- _Problem description_:
What is needed is an exact repeat of the lines from the line containing "Parse this screenshot: output" through the final line of the entries below, and nothing else.

(Dataset records)

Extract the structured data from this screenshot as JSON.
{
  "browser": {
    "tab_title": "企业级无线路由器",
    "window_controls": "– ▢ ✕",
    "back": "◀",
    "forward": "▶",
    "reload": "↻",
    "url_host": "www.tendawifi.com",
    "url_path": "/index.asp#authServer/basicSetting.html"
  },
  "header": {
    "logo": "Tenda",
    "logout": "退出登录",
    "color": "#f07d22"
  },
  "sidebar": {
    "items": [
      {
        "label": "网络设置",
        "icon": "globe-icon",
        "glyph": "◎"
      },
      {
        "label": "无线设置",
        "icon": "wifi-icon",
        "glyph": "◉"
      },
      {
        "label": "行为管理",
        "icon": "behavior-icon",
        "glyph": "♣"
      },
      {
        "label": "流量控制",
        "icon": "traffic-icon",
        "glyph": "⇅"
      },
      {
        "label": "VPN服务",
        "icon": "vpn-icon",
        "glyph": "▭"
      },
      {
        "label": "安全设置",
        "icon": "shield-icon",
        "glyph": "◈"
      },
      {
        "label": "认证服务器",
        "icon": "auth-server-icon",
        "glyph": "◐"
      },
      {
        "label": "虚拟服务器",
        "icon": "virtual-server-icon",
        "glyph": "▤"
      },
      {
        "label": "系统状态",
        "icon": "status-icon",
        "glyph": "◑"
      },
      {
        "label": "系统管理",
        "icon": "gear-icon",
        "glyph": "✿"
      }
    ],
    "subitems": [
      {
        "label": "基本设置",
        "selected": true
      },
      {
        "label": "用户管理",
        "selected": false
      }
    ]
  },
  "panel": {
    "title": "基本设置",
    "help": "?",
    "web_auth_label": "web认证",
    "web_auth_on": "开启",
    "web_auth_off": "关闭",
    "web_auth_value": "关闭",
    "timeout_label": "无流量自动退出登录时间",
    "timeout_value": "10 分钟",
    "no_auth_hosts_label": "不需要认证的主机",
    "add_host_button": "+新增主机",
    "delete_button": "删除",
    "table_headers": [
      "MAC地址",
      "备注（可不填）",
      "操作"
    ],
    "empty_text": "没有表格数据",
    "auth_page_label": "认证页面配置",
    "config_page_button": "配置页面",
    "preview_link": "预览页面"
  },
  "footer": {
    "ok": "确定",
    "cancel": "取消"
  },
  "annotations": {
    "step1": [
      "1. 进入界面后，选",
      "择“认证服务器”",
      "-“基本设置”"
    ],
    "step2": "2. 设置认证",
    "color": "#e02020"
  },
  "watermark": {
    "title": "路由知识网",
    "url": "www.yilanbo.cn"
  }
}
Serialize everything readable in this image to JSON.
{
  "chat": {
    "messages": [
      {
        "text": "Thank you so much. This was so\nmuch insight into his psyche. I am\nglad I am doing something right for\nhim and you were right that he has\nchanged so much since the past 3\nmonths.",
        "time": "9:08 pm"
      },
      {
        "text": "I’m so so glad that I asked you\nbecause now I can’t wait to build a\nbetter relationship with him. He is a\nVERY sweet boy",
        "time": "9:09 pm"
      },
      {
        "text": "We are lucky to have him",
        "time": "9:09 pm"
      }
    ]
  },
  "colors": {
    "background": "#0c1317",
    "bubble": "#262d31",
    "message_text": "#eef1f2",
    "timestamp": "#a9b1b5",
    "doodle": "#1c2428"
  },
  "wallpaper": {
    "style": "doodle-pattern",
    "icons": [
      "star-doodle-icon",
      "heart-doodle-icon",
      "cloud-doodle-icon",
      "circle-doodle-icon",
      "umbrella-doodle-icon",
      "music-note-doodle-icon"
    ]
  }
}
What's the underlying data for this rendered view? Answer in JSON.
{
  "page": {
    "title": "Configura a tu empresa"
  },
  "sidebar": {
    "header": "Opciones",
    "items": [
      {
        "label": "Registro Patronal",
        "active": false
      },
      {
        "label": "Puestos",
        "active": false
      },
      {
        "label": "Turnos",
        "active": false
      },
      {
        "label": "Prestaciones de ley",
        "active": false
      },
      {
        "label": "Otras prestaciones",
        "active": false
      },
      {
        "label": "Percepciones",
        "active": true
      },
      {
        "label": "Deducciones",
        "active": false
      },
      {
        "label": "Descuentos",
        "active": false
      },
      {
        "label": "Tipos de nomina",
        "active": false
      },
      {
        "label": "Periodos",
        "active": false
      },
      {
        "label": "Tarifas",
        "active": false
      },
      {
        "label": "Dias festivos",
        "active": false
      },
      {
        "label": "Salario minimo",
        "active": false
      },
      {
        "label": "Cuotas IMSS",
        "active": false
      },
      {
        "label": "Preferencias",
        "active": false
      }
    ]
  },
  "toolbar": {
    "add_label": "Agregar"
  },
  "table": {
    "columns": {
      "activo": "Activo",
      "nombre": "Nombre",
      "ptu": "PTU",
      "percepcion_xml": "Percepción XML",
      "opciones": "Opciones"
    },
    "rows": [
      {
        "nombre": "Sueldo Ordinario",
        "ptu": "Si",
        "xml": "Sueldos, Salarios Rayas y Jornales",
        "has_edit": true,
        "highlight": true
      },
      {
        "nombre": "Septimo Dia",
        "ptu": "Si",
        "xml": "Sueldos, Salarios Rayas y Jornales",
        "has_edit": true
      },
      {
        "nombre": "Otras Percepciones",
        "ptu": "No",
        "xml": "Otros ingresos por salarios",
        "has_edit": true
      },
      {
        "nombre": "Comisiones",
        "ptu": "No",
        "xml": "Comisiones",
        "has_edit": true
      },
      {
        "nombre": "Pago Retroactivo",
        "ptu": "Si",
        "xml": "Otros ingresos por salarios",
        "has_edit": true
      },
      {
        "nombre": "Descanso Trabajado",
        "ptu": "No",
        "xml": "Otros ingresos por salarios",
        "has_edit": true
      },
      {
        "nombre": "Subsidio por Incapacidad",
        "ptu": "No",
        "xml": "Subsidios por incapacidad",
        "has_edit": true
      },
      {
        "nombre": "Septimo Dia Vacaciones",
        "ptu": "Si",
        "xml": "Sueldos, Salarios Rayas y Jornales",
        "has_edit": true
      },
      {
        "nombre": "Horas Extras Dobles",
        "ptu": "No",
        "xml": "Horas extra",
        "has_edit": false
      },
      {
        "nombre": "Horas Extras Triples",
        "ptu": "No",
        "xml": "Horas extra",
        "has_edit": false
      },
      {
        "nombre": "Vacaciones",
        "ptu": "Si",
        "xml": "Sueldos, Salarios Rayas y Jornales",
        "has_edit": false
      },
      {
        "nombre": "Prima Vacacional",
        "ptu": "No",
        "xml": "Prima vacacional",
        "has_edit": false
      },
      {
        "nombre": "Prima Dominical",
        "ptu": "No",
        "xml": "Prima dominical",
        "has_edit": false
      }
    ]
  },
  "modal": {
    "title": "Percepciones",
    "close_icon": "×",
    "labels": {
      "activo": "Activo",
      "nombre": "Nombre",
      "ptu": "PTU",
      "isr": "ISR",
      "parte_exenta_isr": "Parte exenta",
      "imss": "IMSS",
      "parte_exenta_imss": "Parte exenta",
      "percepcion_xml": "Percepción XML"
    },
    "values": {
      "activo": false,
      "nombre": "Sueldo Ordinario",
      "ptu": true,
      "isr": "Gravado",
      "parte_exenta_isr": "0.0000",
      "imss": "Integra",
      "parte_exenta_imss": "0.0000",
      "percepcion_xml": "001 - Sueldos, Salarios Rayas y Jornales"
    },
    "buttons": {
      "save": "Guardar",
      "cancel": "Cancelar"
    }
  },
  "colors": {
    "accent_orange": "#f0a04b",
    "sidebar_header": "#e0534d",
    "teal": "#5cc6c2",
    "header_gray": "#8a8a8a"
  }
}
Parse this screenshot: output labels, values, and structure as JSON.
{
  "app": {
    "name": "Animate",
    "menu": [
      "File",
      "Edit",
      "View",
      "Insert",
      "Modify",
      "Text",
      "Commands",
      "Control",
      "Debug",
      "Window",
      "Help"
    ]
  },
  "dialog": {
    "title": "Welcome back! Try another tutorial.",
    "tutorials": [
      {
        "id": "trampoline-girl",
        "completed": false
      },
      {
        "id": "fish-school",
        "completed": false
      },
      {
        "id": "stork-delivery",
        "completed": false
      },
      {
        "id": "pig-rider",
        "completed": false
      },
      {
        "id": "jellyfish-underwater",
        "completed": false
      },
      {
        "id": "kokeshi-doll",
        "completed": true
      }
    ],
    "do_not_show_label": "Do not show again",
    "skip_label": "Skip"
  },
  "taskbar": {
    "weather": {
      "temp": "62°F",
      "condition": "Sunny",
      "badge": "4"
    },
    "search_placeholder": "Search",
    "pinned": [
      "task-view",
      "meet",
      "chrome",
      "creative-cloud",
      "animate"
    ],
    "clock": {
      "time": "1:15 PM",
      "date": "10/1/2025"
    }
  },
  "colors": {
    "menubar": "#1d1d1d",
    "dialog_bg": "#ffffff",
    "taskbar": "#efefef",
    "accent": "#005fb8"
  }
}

- _Solution for this exercise_:
Parse this screenshot: output labels, values, and structure as JSON.
{
  "app": {
    "name": "Animate",
    "menu": [
      "File",
      "Edit",
      "View",
      "Insert",
      "Modify",
      "Text",
      "Commands",
      "Control",
      "Debug",
      "Window",
      "Help"
    ]
  },
  "dialog": {
    "title": "Welcome back! Try another tutorial.",
    "tutorials": [
      {
        "id": "trampoline-girl",
        "completed": false
      },
      {
        "id": "fish-school",
        "completed": false
      },
      {
        "id": "stork-delivery",
        "completed": false
      },
      {
        "id": "pig-rider",
        "completed": false
      },
      {
        "id": "jellyfish-underwater",
        "completed": false
      },
      {
        "id": "kokeshi-doll",
        "completed": true
      }
    ],
    "do_not_show_label": "Do not show again",
    "skip_label": "Skip"
  },
  "taskbar": {
    "weather": {
      "temp": "62°F",
      "condition": "Sunny",
      "badge": "4"
    },
    "search_placeholder": "Search",
    "pinned": [
      "task-view",
      "meet",
      "chrome",
      "creative-cloud",
      "animate"
    ],
    "clock": {
      "time": "1:15 PM",
      "date": "10/1/2025"
    }
  },
  "colors": {
    "menubar": "#1d1d1d",
    "dialog_bg": "#ffffff",
    "taskbar": "#efefef",
    "accent": "#005fb8"
  }
}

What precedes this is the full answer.